To be done>
Using the data below, copy each line that includes the word "with".

######

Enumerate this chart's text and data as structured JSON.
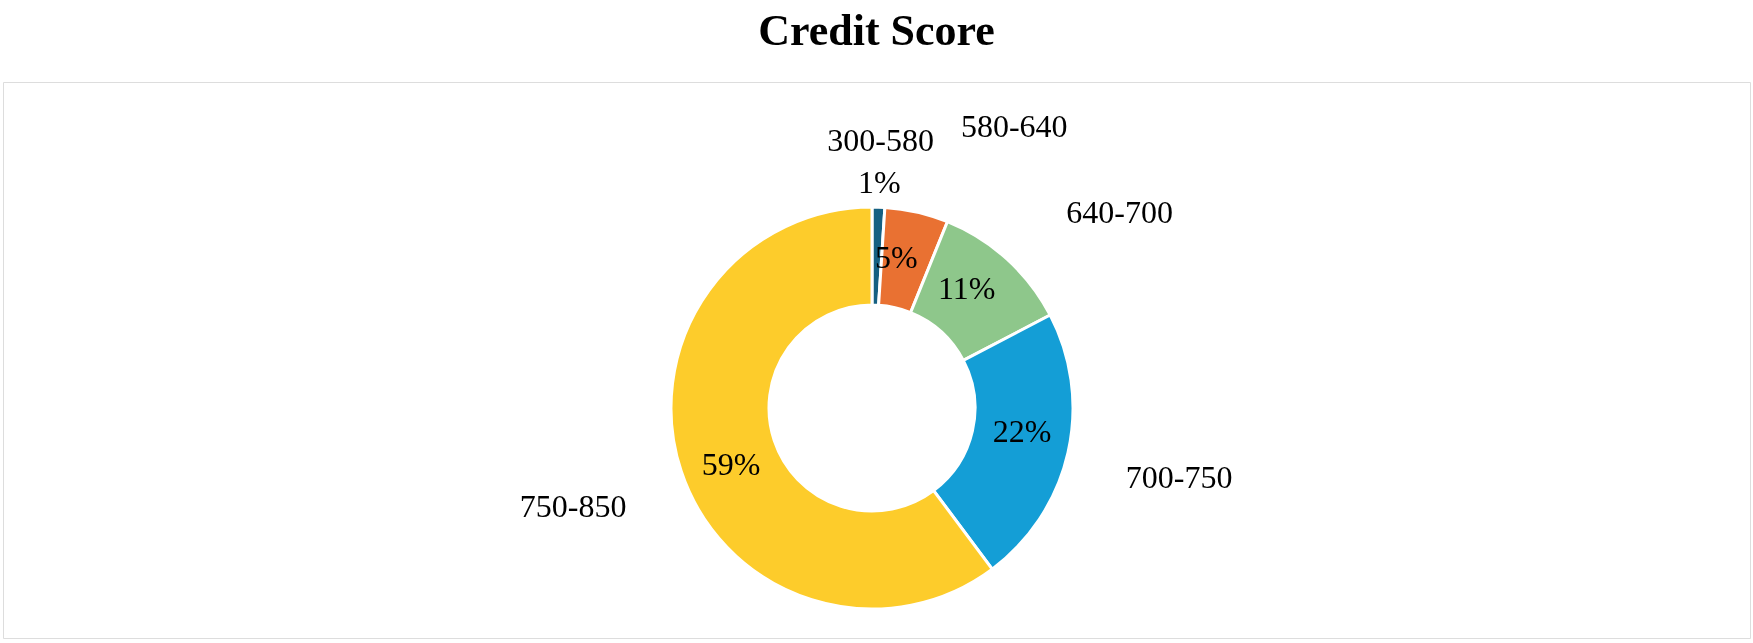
{
  "chart_data": {
    "type": "donut",
    "title": "Credit Score",
    "categories": [
      "300-580",
      "580-640",
      "640-700",
      "700-750",
      "750-850"
    ],
    "values": [
      1,
      5,
      11,
      22,
      59
    ],
    "value_labels": [
      "1%",
      "5%",
      "11%",
      "22%",
      "59%"
    ],
    "colors": [
      "#156082",
      "#e97132",
      "#8ec78b",
      "#149ed6",
      "#fdcc2b"
    ]
  }
}
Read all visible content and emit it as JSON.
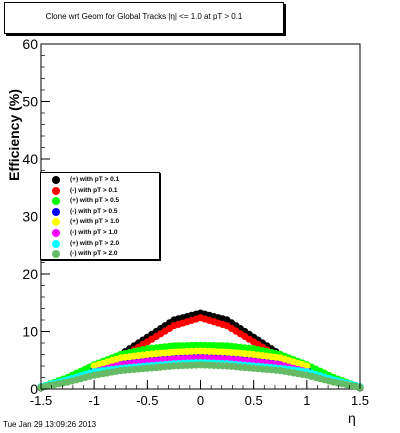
{
  "chart_data": {
    "type": "scatter",
    "title": "Clone wrt Geom for Global Tracks |η| <= 1.0 at pT > 0.1",
    "xlabel": "η",
    "ylabel": "Efficiency (%)",
    "xlim": [
      -1.5,
      1.5
    ],
    "ylim": [
      0,
      60
    ],
    "x_ticks": [
      "-1.5",
      "-1",
      "-0.5",
      "0",
      "0.5",
      "1",
      "1.5"
    ],
    "y_ticks": [
      "0",
      "10",
      "20",
      "30",
      "40",
      "50",
      "60"
    ],
    "legend_position": "left-middle",
    "timestamp": "Tue Jan 29 13:09:26 2013",
    "series": [
      {
        "name": "(+) with pT > 0.1",
        "color": "#000000",
        "x": [
          -1.5,
          -1.25,
          -1.0,
          -0.75,
          -0.5,
          -0.25,
          0.0,
          0.25,
          0.5,
          0.75,
          1.0,
          1.25,
          1.5
        ],
        "y": [
          0.2,
          1.8,
          3.6,
          6.0,
          9.0,
          12.0,
          13.2,
          12.0,
          9.0,
          6.0,
          3.6,
          1.8,
          0.2
        ]
      },
      {
        "name": "(-) with pT > 0.1",
        "color": "#ff0000",
        "x": [
          -0.75,
          -0.5,
          -0.25,
          0.0,
          0.25,
          0.5,
          0.75
        ],
        "y": [
          5.4,
          8.2,
          11.0,
          12.4,
          11.0,
          8.2,
          5.4
        ]
      },
      {
        "name": "(+) with pT > 0.5",
        "color": "#00ff00",
        "x": [
          -1.5,
          -1.25,
          -1.0,
          -0.75,
          -0.5,
          -0.25,
          0.0,
          0.25,
          0.5,
          0.75,
          1.0,
          1.25,
          1.5
        ],
        "y": [
          0.3,
          2.0,
          4.2,
          6.0,
          7.0,
          7.5,
          7.6,
          7.5,
          7.0,
          6.0,
          4.2,
          2.0,
          0.3
        ]
      },
      {
        "name": "(-) with pT > 0.5",
        "color": "#0000ff",
        "x": [
          -1.0,
          -0.75,
          -0.5,
          -0.25,
          0.0,
          0.25,
          0.5,
          0.75,
          1.0
        ],
        "y": [
          3.4,
          4.6,
          5.2,
          5.4,
          5.6,
          5.4,
          5.2,
          4.6,
          3.4
        ]
      },
      {
        "name": "(+) with pT > 1.0",
        "color": "#ffff00",
        "x": [
          -1.0,
          -0.75,
          -0.5,
          -0.25,
          0.0,
          0.25,
          0.5,
          0.75,
          1.0
        ],
        "y": [
          4.0,
          5.4,
          6.0,
          6.4,
          6.6,
          6.4,
          6.0,
          5.4,
          4.0
        ]
      },
      {
        "name": "(-) with pT > 1.0",
        "color": "#ff00ff",
        "x": [
          -1.0,
          -0.75,
          -0.5,
          -0.25,
          0.0,
          0.25,
          0.5,
          0.75,
          1.0
        ],
        "y": [
          3.0,
          4.2,
          4.8,
          5.2,
          5.4,
          5.2,
          4.8,
          4.2,
          3.0
        ]
      },
      {
        "name": "(+) with pT > 2.0",
        "color": "#00ffff",
        "x": [
          -1.5,
          -1.25,
          -1.0,
          -0.75,
          -0.5,
          -0.25,
          0.0,
          0.25,
          0.5,
          0.75,
          1.0,
          1.25,
          1.5
        ],
        "y": [
          0.4,
          1.6,
          3.0,
          3.6,
          4.0,
          4.4,
          4.6,
          4.4,
          4.0,
          3.6,
          3.0,
          1.6,
          0.4
        ]
      },
      {
        "name": "(-) with pT > 2.0",
        "color": "#66bb66",
        "x": [
          -1.5,
          -1.25,
          -1.0,
          -0.75,
          -0.5,
          -0.25,
          0.0,
          0.25,
          0.5,
          0.75,
          1.0,
          1.25,
          1.5
        ],
        "y": [
          0.3,
          1.2,
          2.4,
          3.2,
          3.6,
          4.0,
          4.2,
          4.0,
          3.6,
          3.2,
          2.4,
          1.2,
          0.3
        ]
      }
    ]
  }
}
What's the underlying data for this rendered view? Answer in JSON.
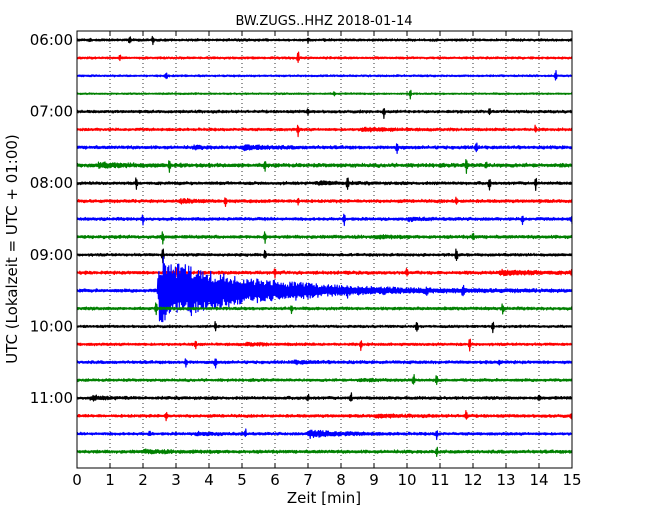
{
  "chart_data": {
    "type": "line",
    "title": "BW.ZUGS..HHZ 2018-01-14",
    "xlabel": "Zeit  [min]",
    "ylabel": "UTC (Lokalzeit = UTC + 01:00)",
    "xlim": [
      0,
      15
    ],
    "x_ticks": [
      "0",
      "1",
      "2",
      "3",
      "4",
      "5",
      "6",
      "7",
      "8",
      "9",
      "10",
      "11",
      "12",
      "13",
      "14",
      "15"
    ],
    "y_ticks": [
      {
        "label": "06:00",
        "row": 0
      },
      {
        "label": "07:00",
        "row": 4
      },
      {
        "label": "08:00",
        "row": 8
      },
      {
        "label": "09:00",
        "row": 12
      },
      {
        "label": "10:00",
        "row": 16
      },
      {
        "label": "11:00",
        "row": 20
      }
    ],
    "row_interval_min": 15,
    "row_count": 24,
    "trace_colors": [
      "#000000",
      "#ff0000",
      "#0000ff",
      "#008000"
    ],
    "grid": "vertical dotted at each minute",
    "series": [
      {
        "start": "06:00",
        "noise": 1.0,
        "spikes": [
          [
            0.4,
            0.5
          ],
          [
            1.6,
            1.4
          ],
          [
            2.3,
            1.2
          ],
          [
            7.0,
            0.6
          ]
        ],
        "events": []
      },
      {
        "start": "06:15",
        "noise": 0.9,
        "spikes": [
          [
            1.3,
            0.6
          ],
          [
            6.7,
            1.8
          ]
        ],
        "events": []
      },
      {
        "start": "06:30",
        "noise": 0.8,
        "spikes": [
          [
            2.7,
            1.3
          ],
          [
            14.5,
            1.6
          ]
        ],
        "events": []
      },
      {
        "start": "06:45",
        "noise": 0.7,
        "spikes": [
          [
            7.8,
            0.6
          ],
          [
            10.1,
            1.6
          ]
        ],
        "events": []
      },
      {
        "start": "07:00",
        "noise": 1.1,
        "spikes": [
          [
            7.0,
            0.7
          ],
          [
            9.3,
            1.6
          ],
          [
            12.5,
            0.9
          ]
        ],
        "events": []
      },
      {
        "start": "07:15",
        "noise": 1.1,
        "spikes": [
          [
            6.7,
            1.6
          ],
          [
            13.9,
            1.2
          ]
        ],
        "events": [
          [
            8.6,
            0.8,
            3.0
          ]
        ]
      },
      {
        "start": "07:30",
        "noise": 1.3,
        "spikes": [
          [
            9.7,
            1.4
          ],
          [
            12.1,
            1.6
          ]
        ],
        "events": [
          [
            5.0,
            0.9,
            3.0
          ],
          [
            3.5,
            0.5,
            1.5
          ]
        ]
      },
      {
        "start": "07:45",
        "noise": 1.5,
        "spikes": [
          [
            2.8,
            1.8
          ],
          [
            5.7,
            1.4
          ],
          [
            11.8,
            1.8
          ],
          [
            12.4,
            1.0
          ]
        ],
        "events": [
          [
            0.6,
            0.8,
            3.5
          ]
        ]
      },
      {
        "start": "08:00",
        "noise": 1.2,
        "spikes": [
          [
            1.8,
            1.6
          ],
          [
            8.2,
            1.8
          ],
          [
            12.5,
            1.5
          ],
          [
            13.9,
            1.8
          ]
        ],
        "events": [
          [
            7.3,
            0.6,
            2.5
          ]
        ]
      },
      {
        "start": "08:15",
        "noise": 1.3,
        "spikes": [
          [
            4.5,
            1.8
          ],
          [
            6.7,
            1.3
          ],
          [
            11.5,
            1.2
          ]
        ],
        "events": [
          [
            3.1,
            0.6,
            2.0
          ]
        ]
      },
      {
        "start": "08:30",
        "noise": 1.2,
        "spikes": [
          [
            2.0,
            1.2
          ],
          [
            8.1,
            1.5
          ],
          [
            13.5,
            1.5
          ],
          [
            15.0,
            1.5
          ]
        ],
        "events": [
          [
            10.0,
            0.5,
            2.0
          ]
        ]
      },
      {
        "start": "08:45",
        "noise": 1.3,
        "spikes": [
          [
            2.6,
            1.5
          ],
          [
            5.7,
            1.9
          ],
          [
            12.0,
            1.1
          ]
        ],
        "events": [
          [
            9.0,
            0.5,
            2.0
          ]
        ]
      },
      {
        "start": "09:00",
        "noise": 1.1,
        "spikes": [
          [
            2.6,
            2.0
          ],
          [
            5.7,
            1.3
          ],
          [
            11.5,
            1.8
          ]
        ],
        "events": []
      },
      {
        "start": "09:15",
        "noise": 1.3,
        "spikes": [
          [
            3.0,
            1.2
          ],
          [
            6.0,
            1.1
          ],
          [
            10.0,
            1.1
          ],
          [
            15.0,
            1.4
          ]
        ],
        "events": [
          [
            12.8,
            1.0,
            4.0
          ]
        ]
      },
      {
        "start": "09:30",
        "noise": 1.3,
        "spikes": [
          [
            11.7,
            1.4
          ],
          [
            8.2,
            0.8
          ],
          [
            10.6,
            0.8
          ]
        ],
        "events": [
          [
            2.45,
            17.0,
            10.0
          ],
          [
            6.5,
            0.9,
            2.5
          ]
        ]
      },
      {
        "start": "09:45",
        "noise": 1.2,
        "spikes": [
          [
            2.4,
            1.5
          ],
          [
            6.5,
            1.2
          ],
          [
            12.9,
            1.2
          ]
        ],
        "events": []
      },
      {
        "start": "10:00",
        "noise": 1.0,
        "spikes": [
          [
            4.2,
            1.4
          ],
          [
            10.3,
            1.7
          ],
          [
            12.6,
            1.3
          ]
        ],
        "events": []
      },
      {
        "start": "10:15",
        "noise": 1.1,
        "spikes": [
          [
            3.6,
            1.2
          ],
          [
            8.6,
            1.4
          ],
          [
            11.9,
            1.7
          ]
        ],
        "events": [
          [
            5.1,
            0.5,
            2.0
          ]
        ]
      },
      {
        "start": "10:30",
        "noise": 1.2,
        "spikes": [
          [
            3.3,
            1.3
          ],
          [
            4.2,
            1.3
          ],
          [
            12.8,
            1.3
          ]
        ],
        "events": [
          [
            6.5,
            0.5,
            2.5
          ]
        ]
      },
      {
        "start": "10:45",
        "noise": 1.1,
        "spikes": [
          [
            10.2,
            2.0
          ],
          [
            10.9,
            1.4
          ]
        ],
        "events": [
          [
            8.5,
            0.4,
            2.0
          ]
        ]
      },
      {
        "start": "11:00",
        "noise": 1.2,
        "spikes": [
          [
            7.0,
            1.3
          ],
          [
            8.3,
            1.5
          ],
          [
            14.0,
            0.9
          ]
        ],
        "events": [
          [
            0.4,
            0.8,
            1.5
          ]
        ]
      },
      {
        "start": "11:15",
        "noise": 1.2,
        "spikes": [
          [
            2.7,
            1.4
          ],
          [
            11.8,
            1.8
          ],
          [
            15.0,
            1.2
          ]
        ],
        "events": [
          [
            9.0,
            0.5,
            3.0
          ]
        ]
      },
      {
        "start": "11:30",
        "noise": 1.1,
        "spikes": [
          [
            2.2,
            0.8
          ],
          [
            5.1,
            1.3
          ],
          [
            10.9,
            1.5
          ]
        ],
        "events": [
          [
            7.0,
            1.5,
            3.5
          ],
          [
            3.6,
            0.6,
            2.0
          ]
        ]
      },
      {
        "start": "11:45",
        "noise": 1.3,
        "spikes": [
          [
            10.9,
            1.3
          ]
        ],
        "events": [
          [
            2.0,
            0.5,
            3.5
          ]
        ]
      }
    ]
  }
}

######

Written response>
        "name": "(+) with pT > 0.1",
        "name": "(-) with pT > 0.1",
        "name": "(+) with pT > 0.5",
        "name": "(-) with pT > 0.5",
        "name": "(+) with pT > 1.0",
        "name": "(-) with pT > 1.0",
        "name": "(+) with pT > 2.0",
        "name": "(-) with pT > 2.0",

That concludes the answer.